═══ Given data
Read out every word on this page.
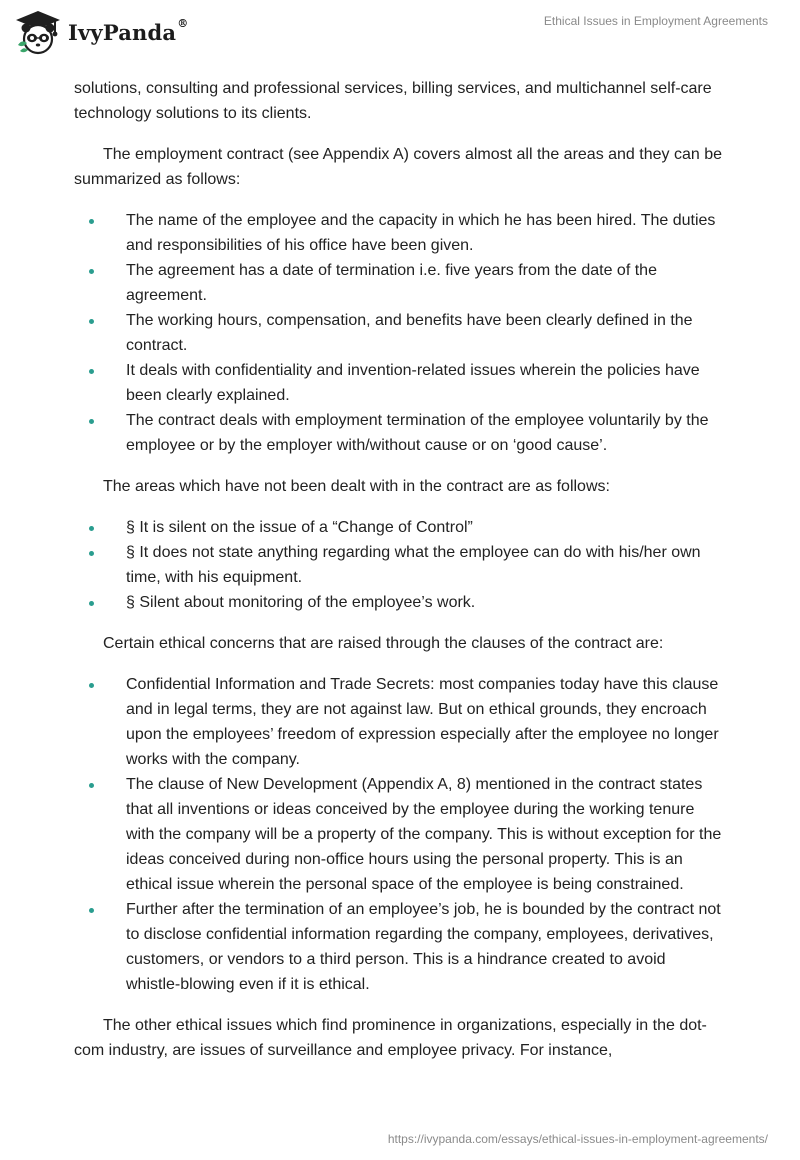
IvyPanda®	Ethical Issues in Employment Agreements

solutions, consulting and professional services, billing services, and multichannel self-care technology solutions to its clients.

The employment contract (see Appendix A) covers almost all the areas and they can be summarized as follows:

The name of the employee and the capacity in which he has been hired. The duties and responsibilities of his office have been given.
The agreement has a date of termination i.e. five years from the date of the agreement.
The working hours, compensation, and benefits have been clearly defined in the contract.
It deals with confidentiality and invention-related issues wherein the policies have been clearly explained.
The contract deals with employment termination of the employee voluntarily by the employee or by the employer with/without cause or on ‘good cause’.

The areas which have not been dealt with in the contract are as follows:

§ It is silent on the issue of a “Change of Control”
§ It does not state anything regarding what the employee can do with his/her own time, with his equipment.
§ Silent about monitoring of the employee’s work.

Certain ethical concerns that are raised through the clauses of the contract are:

Confidential Information and Trade Secrets: most companies today have this clause and in legal terms, they are not against law. But on ethical grounds, they encroach upon the employees’ freedom of expression especially after the employee no longer works with the company.
The clause of New Development (Appendix A, 8) mentioned in the contract states that all inventions or ideas conceived by the employee during the working tenure with the company will be a property of the company. This is without exception for the ideas conceived during non-office hours using the personal property. This is an ethical issue wherein the personal space of the employee is being constrained.
Further after the termination of an employee’s job, he is bounded by the contract not to disclose confidential information regarding the company, employees, derivatives, customers, or vendors to a third person. This is a hindrance created to avoid whistle-blowing even if it is ethical.

The other ethical issues which find prominence in organizations, especially in the dot-com industry, are issues of surveillance and employee privacy. For instance,

https://ivypanda.com/essays/ethical-issues-in-employment-agreements/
══════
◆ Task details ◆
Search the records for the word "with" and copy every line where it occurs.

◆ Finished task ◆
It deals with confidentiality and invention-related issues wherein the policies have been clearly explained.
The contract deals with employment termination of the employee voluntarily by the employee or by the employer with/without cause or on ‘good cause’.
The areas which have not been dealt with in the contract are as follows:
§ It does not state anything regarding what the employee can do with his/her own time, with his equipment.
Confidential Information and Trade Secrets: most companies today have this clause and in legal terms, they are not against law. But on ethical grounds, they encroach upon the employees’ freedom of expression especially after the employee no longer works with the company.
The clause of New Development (Appendix A, 8) mentioned in the contract states that all inventions or ideas conceived by the employee during the working tenure with the company will be a property of the company. This is without exception for the ideas conceived during non-office hours using the personal property. This is an ethical issue wherein the personal space of the employee is being constrained.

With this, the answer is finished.